## What the exercise asks
Can all of these lines be returned exactly?

## Stored data
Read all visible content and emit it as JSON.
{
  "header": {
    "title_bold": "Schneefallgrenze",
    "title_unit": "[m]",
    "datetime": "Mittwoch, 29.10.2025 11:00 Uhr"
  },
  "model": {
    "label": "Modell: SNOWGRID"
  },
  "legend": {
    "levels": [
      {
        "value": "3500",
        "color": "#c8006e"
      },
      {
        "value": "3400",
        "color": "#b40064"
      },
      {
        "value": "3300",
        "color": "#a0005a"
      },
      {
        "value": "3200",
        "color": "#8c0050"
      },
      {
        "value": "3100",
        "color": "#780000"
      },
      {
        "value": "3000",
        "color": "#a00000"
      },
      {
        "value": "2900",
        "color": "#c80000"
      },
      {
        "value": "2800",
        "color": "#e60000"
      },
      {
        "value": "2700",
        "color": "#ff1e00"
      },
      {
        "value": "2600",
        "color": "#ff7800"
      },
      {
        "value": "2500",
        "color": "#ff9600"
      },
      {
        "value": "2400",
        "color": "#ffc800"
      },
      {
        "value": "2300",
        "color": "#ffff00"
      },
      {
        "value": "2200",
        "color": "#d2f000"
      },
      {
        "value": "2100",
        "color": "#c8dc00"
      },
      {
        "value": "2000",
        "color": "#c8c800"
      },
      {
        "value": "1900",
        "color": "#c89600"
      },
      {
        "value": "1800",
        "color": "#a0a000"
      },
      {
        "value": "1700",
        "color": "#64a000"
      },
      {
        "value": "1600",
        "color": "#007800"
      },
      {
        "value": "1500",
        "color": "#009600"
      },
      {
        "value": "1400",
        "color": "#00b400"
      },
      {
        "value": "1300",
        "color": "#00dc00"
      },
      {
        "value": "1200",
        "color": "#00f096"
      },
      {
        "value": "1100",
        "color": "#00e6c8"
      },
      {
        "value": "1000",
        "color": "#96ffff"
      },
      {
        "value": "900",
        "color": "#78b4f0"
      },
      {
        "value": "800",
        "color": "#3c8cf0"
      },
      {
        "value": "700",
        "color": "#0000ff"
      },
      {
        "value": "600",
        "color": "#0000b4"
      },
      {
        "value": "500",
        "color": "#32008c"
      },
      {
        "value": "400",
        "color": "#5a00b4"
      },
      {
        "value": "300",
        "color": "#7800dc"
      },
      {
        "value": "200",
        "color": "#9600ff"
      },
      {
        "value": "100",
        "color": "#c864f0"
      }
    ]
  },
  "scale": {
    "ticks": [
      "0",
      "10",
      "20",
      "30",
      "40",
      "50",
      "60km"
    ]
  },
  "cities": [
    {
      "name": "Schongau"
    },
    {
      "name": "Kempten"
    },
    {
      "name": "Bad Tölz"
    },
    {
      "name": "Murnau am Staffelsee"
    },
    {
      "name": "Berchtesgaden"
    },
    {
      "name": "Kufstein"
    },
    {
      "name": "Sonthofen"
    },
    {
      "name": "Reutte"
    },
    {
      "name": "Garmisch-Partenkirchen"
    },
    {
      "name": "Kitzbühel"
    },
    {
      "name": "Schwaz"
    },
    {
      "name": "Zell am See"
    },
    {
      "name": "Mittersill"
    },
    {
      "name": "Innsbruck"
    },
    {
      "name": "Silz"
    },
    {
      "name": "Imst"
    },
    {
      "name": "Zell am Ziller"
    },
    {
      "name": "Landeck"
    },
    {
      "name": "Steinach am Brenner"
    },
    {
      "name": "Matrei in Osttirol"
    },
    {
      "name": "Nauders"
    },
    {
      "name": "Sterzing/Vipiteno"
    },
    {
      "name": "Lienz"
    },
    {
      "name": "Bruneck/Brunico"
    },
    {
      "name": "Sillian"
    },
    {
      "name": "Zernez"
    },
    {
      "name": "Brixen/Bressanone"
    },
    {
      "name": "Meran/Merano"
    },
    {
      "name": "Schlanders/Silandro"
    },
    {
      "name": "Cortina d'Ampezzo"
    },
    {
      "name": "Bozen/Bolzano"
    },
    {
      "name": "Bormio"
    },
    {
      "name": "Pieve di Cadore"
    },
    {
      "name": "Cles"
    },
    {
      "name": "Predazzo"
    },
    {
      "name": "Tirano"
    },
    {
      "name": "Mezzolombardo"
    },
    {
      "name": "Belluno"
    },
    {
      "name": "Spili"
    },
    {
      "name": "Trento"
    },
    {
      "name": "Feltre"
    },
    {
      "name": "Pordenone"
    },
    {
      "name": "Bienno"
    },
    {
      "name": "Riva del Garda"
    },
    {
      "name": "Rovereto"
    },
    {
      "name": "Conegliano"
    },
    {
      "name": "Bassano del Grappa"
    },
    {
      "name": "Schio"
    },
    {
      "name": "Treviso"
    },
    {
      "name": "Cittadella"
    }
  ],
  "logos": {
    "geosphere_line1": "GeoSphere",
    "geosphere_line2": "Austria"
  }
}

## Solved exercise
Read all visible content and emit it as JSON.
{
  "header": {
    "title_bold": "Schneefallgrenze",
    "title_unit": "[m]",
    "datetime": "Mittwoch, 29.10.2025 11:00 Uhr"
  },
  "model": {
    "label": "Modell: SNOWGRID"
  },
  "legend": {
    "levels": [
      {
        "value": "3500",
        "color": "#c8006e"
      },
      {
        "value": "3400",
        "color": "#b40064"
      },
      {
        "value": "3300",
        "color": "#a0005a"
      },
      {
        "value": "3200",
        "color": "#8c0050"
      },
      {
        "value": "3100",
        "color": "#780000"
      },
      {
        "value": "3000",
        "color": "#a00000"
      },
      {
        "value": "2900",
        "color": "#c80000"
      },
      {
        "value": "2800",
        "color": "#e60000"
      },
      {
        "value": "2700",
        "color": "#ff1e00"
      },
      {
        "value": "2600",
        "color": "#ff7800"
      },
      {
        "value": "2500",
        "color": "#ff9600"
      },
      {
        "value": "2400",
        "color": "#ffc800"
      },
      {
        "value": "2300",
        "color": "#ffff00"
      },
      {
        "value": "2200",
        "color": "#d2f000"
      },
      {
        "value": "2100",
        "color": "#c8dc00"
      },
      {
        "value": "2000",
        "color": "#c8c800"
      },
      {
        "value": "1900",
        "color": "#c89600"
      },
      {
        "value": "1800",
        "color": "#a0a000"
      },
      {
        "value": "1700",
        "color": "#64a000"
      },
      {
        "value": "1600",
        "color": "#007800"
      },
      {
        "value": "1500",
        "color": "#009600"
      },
      {
        "value": "1400",
        "color": "#00b400"
      },
      {
        "value": "1300",
        "color": "#00dc00"
      },
      {
        "value": "1200",
        "color": "#00f096"
      },
      {
        "value": "1100",
        "color": "#00e6c8"
      },
      {
        "value": "1000",
        "color": "#96ffff"
      },
      {
        "value": "900",
        "color": "#78b4f0"
      },
      {
        "value": "800",
        "color": "#3c8cf0"
      },
      {
        "value": "700",
        "color": "#0000ff"
      },
      {
        "value": "600",
        "color": "#0000b4"
      },
      {
        "value": "500",
        "color": "#32008c"
      },
      {
        "value": "400",
        "color": "#5a00b4"
      },
      {
        "value": "300",
        "color": "#7800dc"
      },
      {
        "value": "200",
        "color": "#9600ff"
      },
      {
        "value": "100",
        "color": "#c864f0"
      }
    ]
  },
  "scale": {
    "ticks": [
      "0",
      "10",
      "20",
      "30",
      "40",
      "50",
      "60km"
    ]
  },
  "cities": [
    {
      "name": "Schongau"
    },
    {
      "name": "Kempten"
    },
    {
      "name": "Bad Tölz"
    },
    {
      "name": "Murnau am Staffelsee"
    },
    {
      "name": "Berchtesgaden"
    },
    {
      "name": "Kufstein"
    },
    {
      "name": "Sonthofen"
    },
    {
      "name": "Reutte"
    },
    {
      "name": "Garmisch-Partenkirchen"
    },
    {
      "name": "Kitzbühel"
    },
    {
      "name": "Schwaz"
    },
    {
      "name": "Zell am See"
    },
    {
      "name": "Mittersill"
    },
    {
      "name": "Innsbruck"
    },
    {
      "name": "Silz"
    },
    {
      "name": "Imst"
    },
    {
      "name": "Zell am Ziller"
    },
    {
      "name": "Landeck"
    },
    {
      "name": "Steinach am Brenner"
    },
    {
      "name": "Matrei in Osttirol"
    },
    {
      "name": "Nauders"
    },
    {
      "name": "Sterzing/Vipiteno"
    },
    {
      "name": "Lienz"
    },
    {
      "name": "Bruneck/Brunico"
    },
    {
      "name": "Sillian"
    },
    {
      "name": "Zernez"
    },
    {
      "name": "Brixen/Bressanone"
    },
    {
      "name": "Meran/Merano"
    },
    {
      "name": "Schlanders/Silandro"
    },
    {
      "name": "Cortina d'Ampezzo"
    },
    {
      "name": "Bozen/Bolzano"
    },
    {
      "name": "Bormio"
    },
    {
      "name": "Pieve di Cadore"
    },
    {
      "name": "Cles"
    },
    {
      "name": "Predazzo"
    },
    {
      "name": "Tirano"
    },
    {
      "name": "Mezzolombardo"
    },
    {
      "name": "Belluno"
    },
    {
      "name": "Spili"
    },
    {
      "name": "Trento"
    },
    {
      "name": "Feltre"
    },
    {
      "name": "Pordenone"
    },
    {
      "name": "Bienno"
    },
    {
      "name": "Riva del Garda"
    },
    {
      "name": "Rovereto"
    },
    {
      "name": "Conegliano"
    },
    {
      "name": "Bassano del Grappa"
    },
    {
      "name": "Schio"
    },
    {
      "name": "Treviso"
    },
    {
      "name": "Cittadella"
    }
  ],
  "logos": {
    "geosphere_line1": "GeoSphere",
    "geosphere_line2": "Austria"
  }
}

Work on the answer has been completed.